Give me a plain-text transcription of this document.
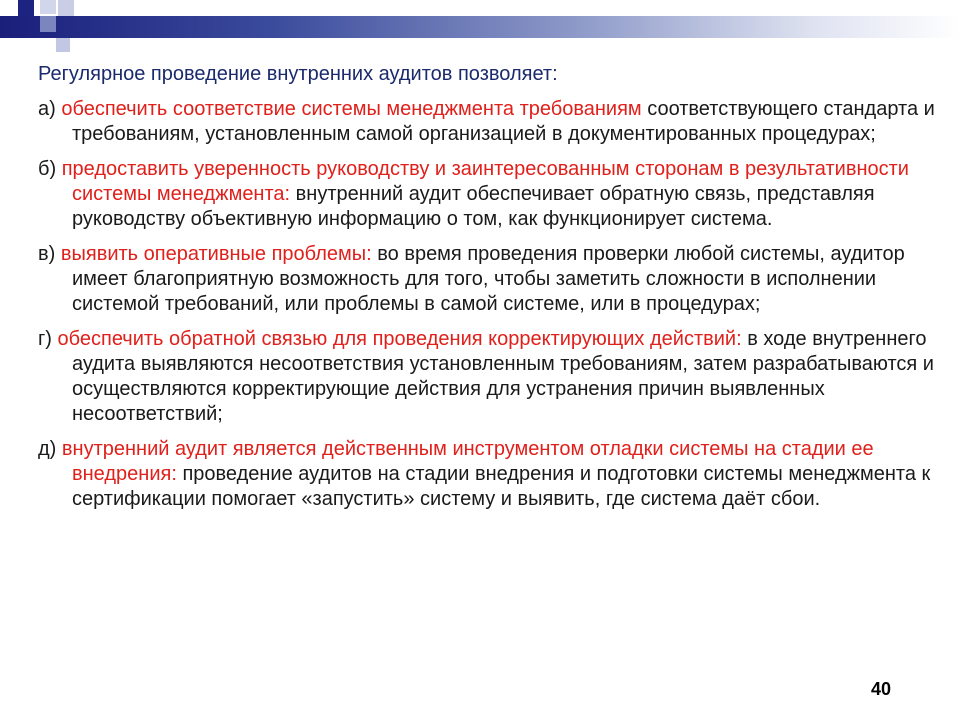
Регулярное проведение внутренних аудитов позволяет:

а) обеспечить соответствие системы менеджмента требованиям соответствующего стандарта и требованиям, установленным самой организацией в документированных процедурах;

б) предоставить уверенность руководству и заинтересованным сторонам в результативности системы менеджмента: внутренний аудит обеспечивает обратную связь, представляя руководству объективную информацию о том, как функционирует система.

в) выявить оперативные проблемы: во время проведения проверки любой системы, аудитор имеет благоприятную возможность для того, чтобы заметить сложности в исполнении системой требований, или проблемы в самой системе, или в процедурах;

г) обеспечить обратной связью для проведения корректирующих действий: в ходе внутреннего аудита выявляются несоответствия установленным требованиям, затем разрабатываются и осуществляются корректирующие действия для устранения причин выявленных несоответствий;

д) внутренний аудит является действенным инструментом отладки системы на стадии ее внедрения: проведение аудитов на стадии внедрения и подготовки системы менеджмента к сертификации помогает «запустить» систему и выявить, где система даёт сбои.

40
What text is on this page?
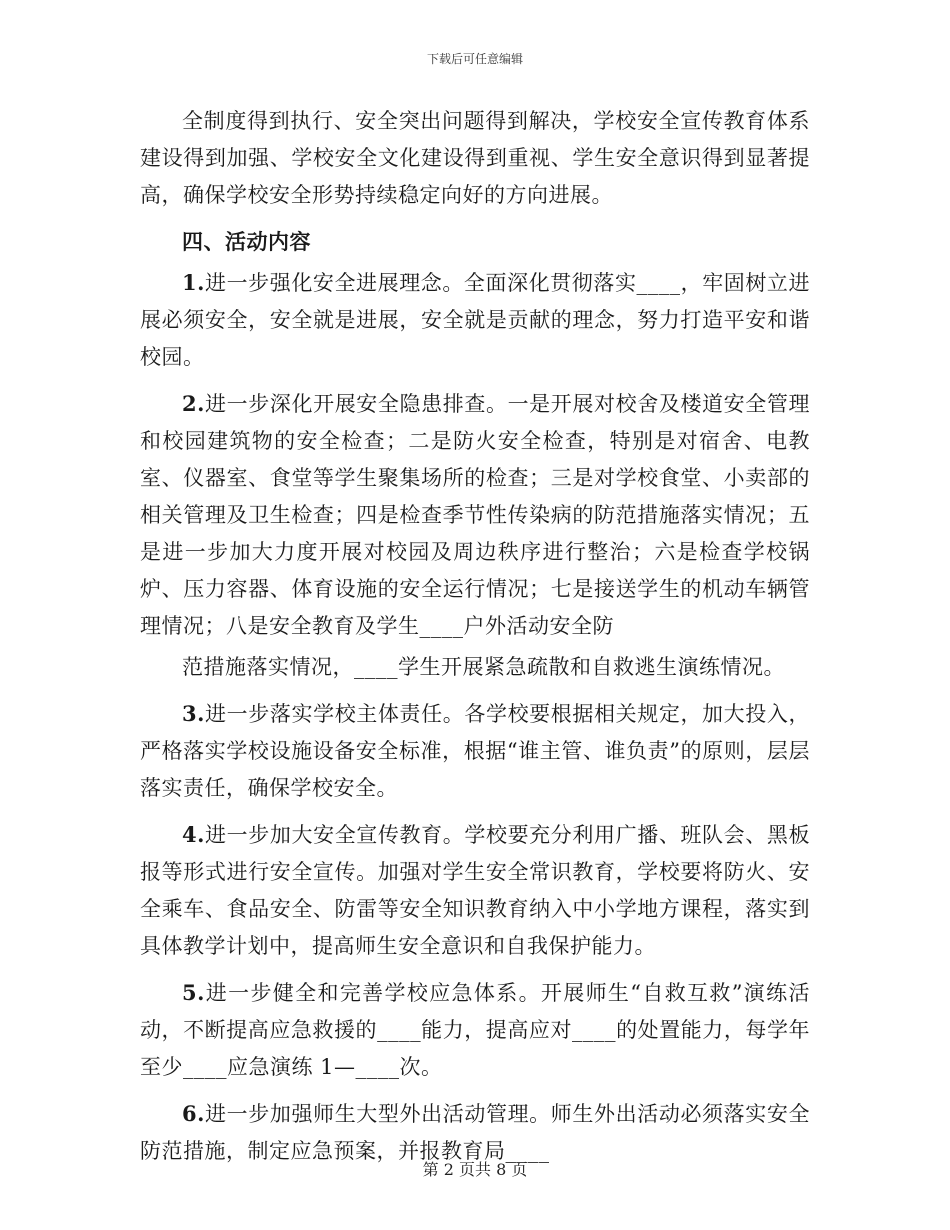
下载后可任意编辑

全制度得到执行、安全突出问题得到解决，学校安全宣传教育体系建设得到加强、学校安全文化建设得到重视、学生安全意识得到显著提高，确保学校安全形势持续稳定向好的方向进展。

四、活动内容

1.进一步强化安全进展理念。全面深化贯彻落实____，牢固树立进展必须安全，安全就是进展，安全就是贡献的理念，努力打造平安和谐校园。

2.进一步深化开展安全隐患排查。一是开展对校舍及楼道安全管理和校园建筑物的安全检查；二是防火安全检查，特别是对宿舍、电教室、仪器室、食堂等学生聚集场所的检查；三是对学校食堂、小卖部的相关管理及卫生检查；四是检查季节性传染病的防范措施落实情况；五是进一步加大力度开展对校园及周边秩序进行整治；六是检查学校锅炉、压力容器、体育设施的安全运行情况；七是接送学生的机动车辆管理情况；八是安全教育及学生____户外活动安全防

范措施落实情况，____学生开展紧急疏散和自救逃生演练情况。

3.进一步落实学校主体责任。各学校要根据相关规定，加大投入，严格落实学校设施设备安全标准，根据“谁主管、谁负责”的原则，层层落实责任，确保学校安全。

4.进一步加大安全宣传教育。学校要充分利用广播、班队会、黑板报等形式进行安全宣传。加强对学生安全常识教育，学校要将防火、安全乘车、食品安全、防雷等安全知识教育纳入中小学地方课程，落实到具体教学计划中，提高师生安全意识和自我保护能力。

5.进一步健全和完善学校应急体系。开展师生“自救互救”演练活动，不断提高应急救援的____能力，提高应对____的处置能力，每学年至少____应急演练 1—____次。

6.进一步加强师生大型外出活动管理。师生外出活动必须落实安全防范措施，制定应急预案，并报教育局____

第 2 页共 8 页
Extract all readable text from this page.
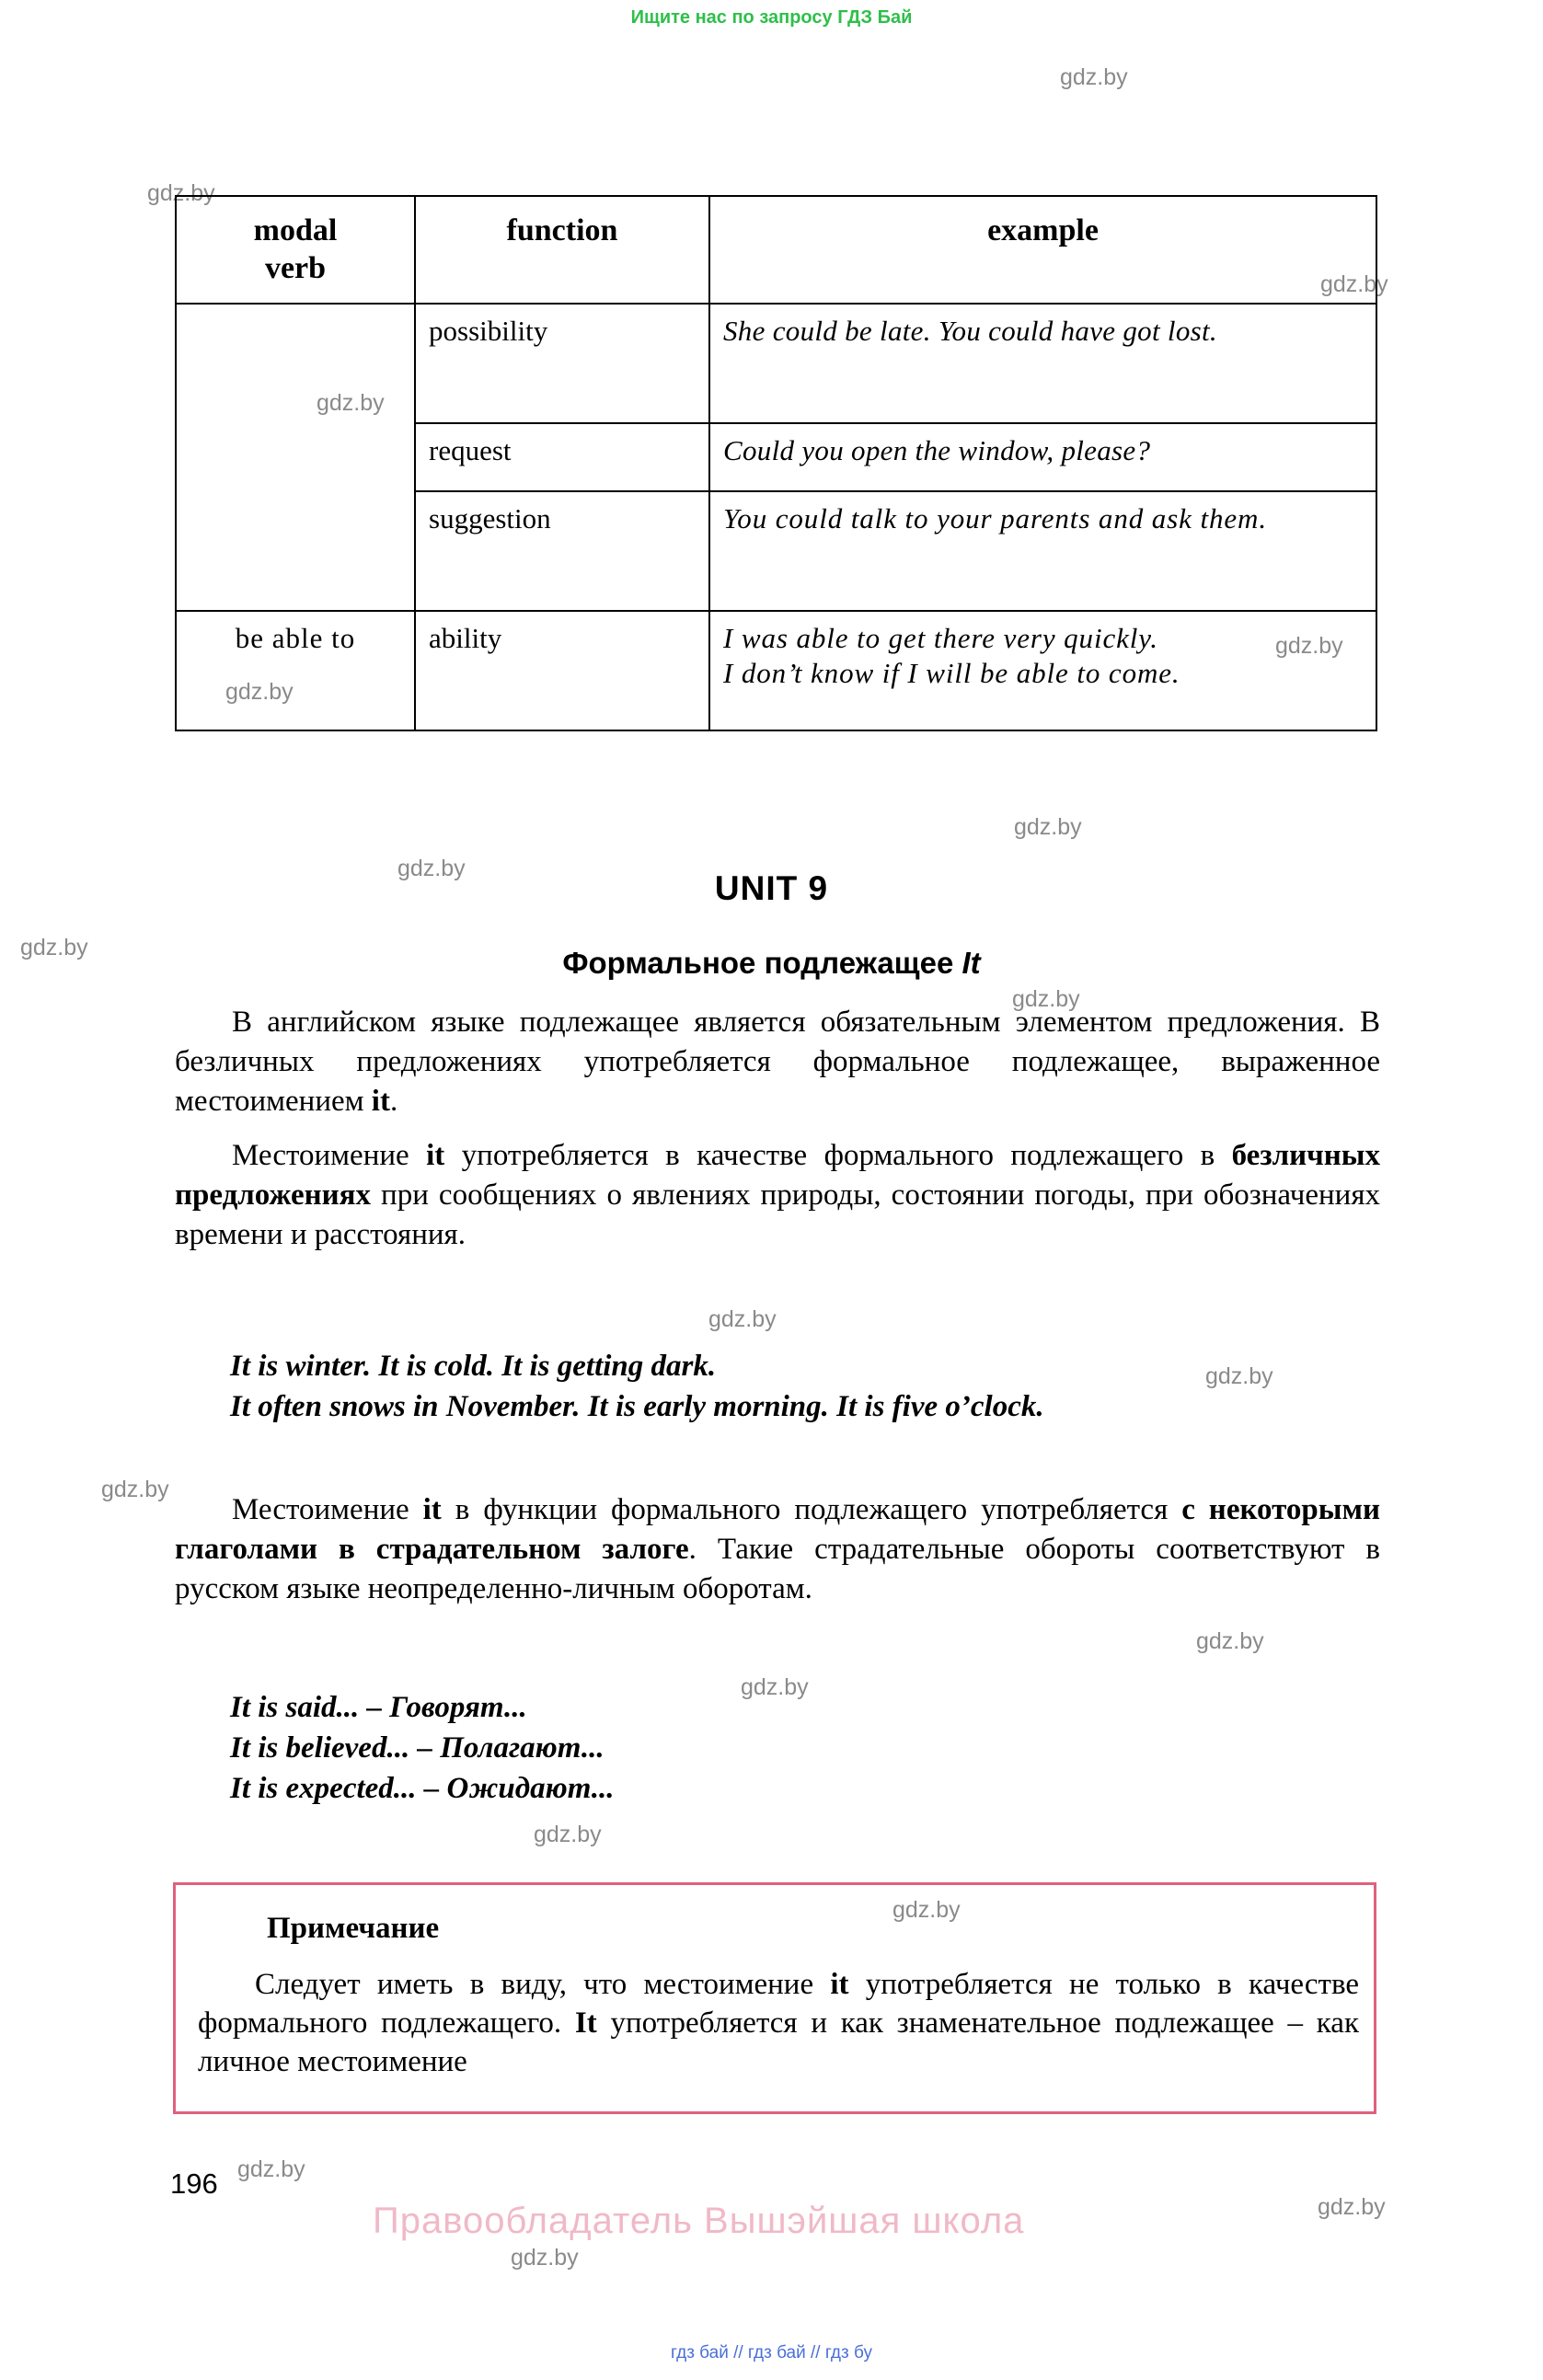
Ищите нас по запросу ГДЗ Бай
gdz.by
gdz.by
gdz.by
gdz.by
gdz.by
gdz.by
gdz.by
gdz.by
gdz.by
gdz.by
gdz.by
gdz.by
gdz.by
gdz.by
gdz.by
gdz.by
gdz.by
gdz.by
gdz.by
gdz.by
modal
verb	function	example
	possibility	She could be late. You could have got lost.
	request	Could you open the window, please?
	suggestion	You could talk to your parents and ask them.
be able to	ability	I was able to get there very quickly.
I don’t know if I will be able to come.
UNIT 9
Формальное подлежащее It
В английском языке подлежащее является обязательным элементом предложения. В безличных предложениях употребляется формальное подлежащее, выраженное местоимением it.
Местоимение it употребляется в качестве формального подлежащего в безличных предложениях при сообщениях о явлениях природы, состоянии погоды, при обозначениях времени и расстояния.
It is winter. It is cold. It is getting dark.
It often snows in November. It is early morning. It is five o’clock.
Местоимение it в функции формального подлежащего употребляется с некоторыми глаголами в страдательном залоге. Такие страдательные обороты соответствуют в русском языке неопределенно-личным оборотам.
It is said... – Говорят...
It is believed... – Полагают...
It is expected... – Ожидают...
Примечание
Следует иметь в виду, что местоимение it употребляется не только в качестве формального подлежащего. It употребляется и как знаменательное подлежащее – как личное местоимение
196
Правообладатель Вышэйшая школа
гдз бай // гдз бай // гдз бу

▸ Task directions: With the pictures left out, transcribe the material exactly.

▸ Answer to the task:
Give me a plain-text transcription of this document.
Регулярное проведение внутренних аудитов позволяет:

а) обеспечить соответствие системы менеджмента требованиям соответствующего стандарта и требованиям, установленным самой организацией в документированных процедурах;

б) предоставить уверенность руководству и заинтересованным сторонам в результативности системы менеджмента: внутренний аудит обеспечивает обратную связь, представляя руководству объективную информацию о том, как функционирует система.

в) выявить оперативные проблемы: во время проведения проверки любой системы, аудитор имеет благоприятную возможность для того, чтобы заметить сложности в исполнении системой требований, или проблемы в самой системе, или в процедурах;

г) обеспечить обратной связью для проведения корректирующих действий: в ходе внутреннего аудита выявляются несоответствия установленным требованиям, затем разрабатываются и осуществляются корректирующие действия для устранения причин выявленных несоответствий;

д) внутренний аудит является действенным инструментом отладки системы на стадии ее внедрения: проведение аудитов на стадии внедрения и подготовки системы менеджмента к сертификации помогает «запустить» систему и выявить, где система даёт сбои.

40
What text is on this page?
下载后可任意编辑

全制度得到执行、安全突出问题得到解决，学校安全宣传教育体系建设得到加强、学校安全文化建设得到重视、学生安全意识得到显著提高，确保学校安全形势持续稳定向好的方向进展。

四、活动内容

1.进一步强化安全进展理念。全面深化贯彻落实____，牢固树立进展必须安全，安全就是进展，安全就是贡献的理念，努力打造平安和谐校园。

2.进一步深化开展安全隐患排查。一是开展对校舍及楼道安全管理和校园建筑物的安全检查；二是防火安全检查，特别是对宿舍、电教室、仪器室、食堂等学生聚集场所的检查；三是对学校食堂、小卖部的相关管理及卫生检查；四是检查季节性传染病的防范措施落实情况；五是进一步加大力度开展对校园及周边秩序进行整治；六是检查学校锅炉、压力容器、体育设施的安全运行情况；七是接送学生的机动车辆管理情况；八是安全教育及学生____户外活动安全防

范措施落实情况，____学生开展紧急疏散和自救逃生演练情况。

3.进一步落实学校主体责任。各学校要根据相关规定，加大投入，严格落实学校设施设备安全标准，根据“谁主管、谁负责”的原则，层层落实责任，确保学校安全。

4.进一步加大安全宣传教育。学校要充分利用广播、班队会、黑板报等形式进行安全宣传。加强对学生安全常识教育，学校要将防火、安全乘车、食品安全、防雷等安全知识教育纳入中小学地方课程，落实到具体教学计划中，提高师生安全意识和自我保护能力。

5.进一步健全和完善学校应急体系。开展师生“自救互救”演练活动，不断提高应急救援的____能力，提高应对____的处置能力，每学年至少____应急演练 1—____次。

6.进一步加强师生大型外出活动管理。师生外出活动必须落实安全防范措施，制定应急预案，并报教育局____

第 2 页共 8 页
Extract all readable text from this page.
Ищите нас по запросу ГДЗ Бай
gdz.by
gdz.by
gdz.by
gdz.by
gdz.by
gdz.by
gdz.by
gdz.by
gdz.by
gdz.by
gdz.by
gdz.by
gdz.by
gdz.by
gdz.by
gdz.by
gdz.by
gdz.by
gdz.by
gdz.by
modal
verb	function	example
	possibility	She could be late. You could have got lost.
	request	Could you open the window, please?
	suggestion	You could talk to your parents and ask them.
be able to	ability	I was able to get there very quickly.
I don’t know if I will be able to come.
UNIT 9
Формальное подлежащее It
В английском языке подлежащее является обязательным элементом предложения. В безличных предложениях употребляется формальное подлежащее, выраженное местоимением it.
Местоимение it употребляется в качестве формального подлежащего в безличных предложениях при сообщениях о явлениях природы, состоянии погоды, при обозначениях времени и расстояния.
It is winter. It is cold. It is getting dark.
It often snows in November. It is early morning. It is five o’clock.
Местоимение it в функции формального подлежащего употребляется с некоторыми глаголами в страдательном залоге. Такие страдательные обороты соответствуют в русском языке неопределенно-личным оборотам.
It is said... – Говорят...
It is believed... – Полагают...
It is expected... – Ожидают...
Примечание
Следует иметь в виду, что местоимение it употребляется не только в качестве формального подлежащего. It употребляется и как знаменательное подлежащее – как личное местоимение
196
Правообладатель Вышэйшая школа
гдз бай // гдз бай // гдз бу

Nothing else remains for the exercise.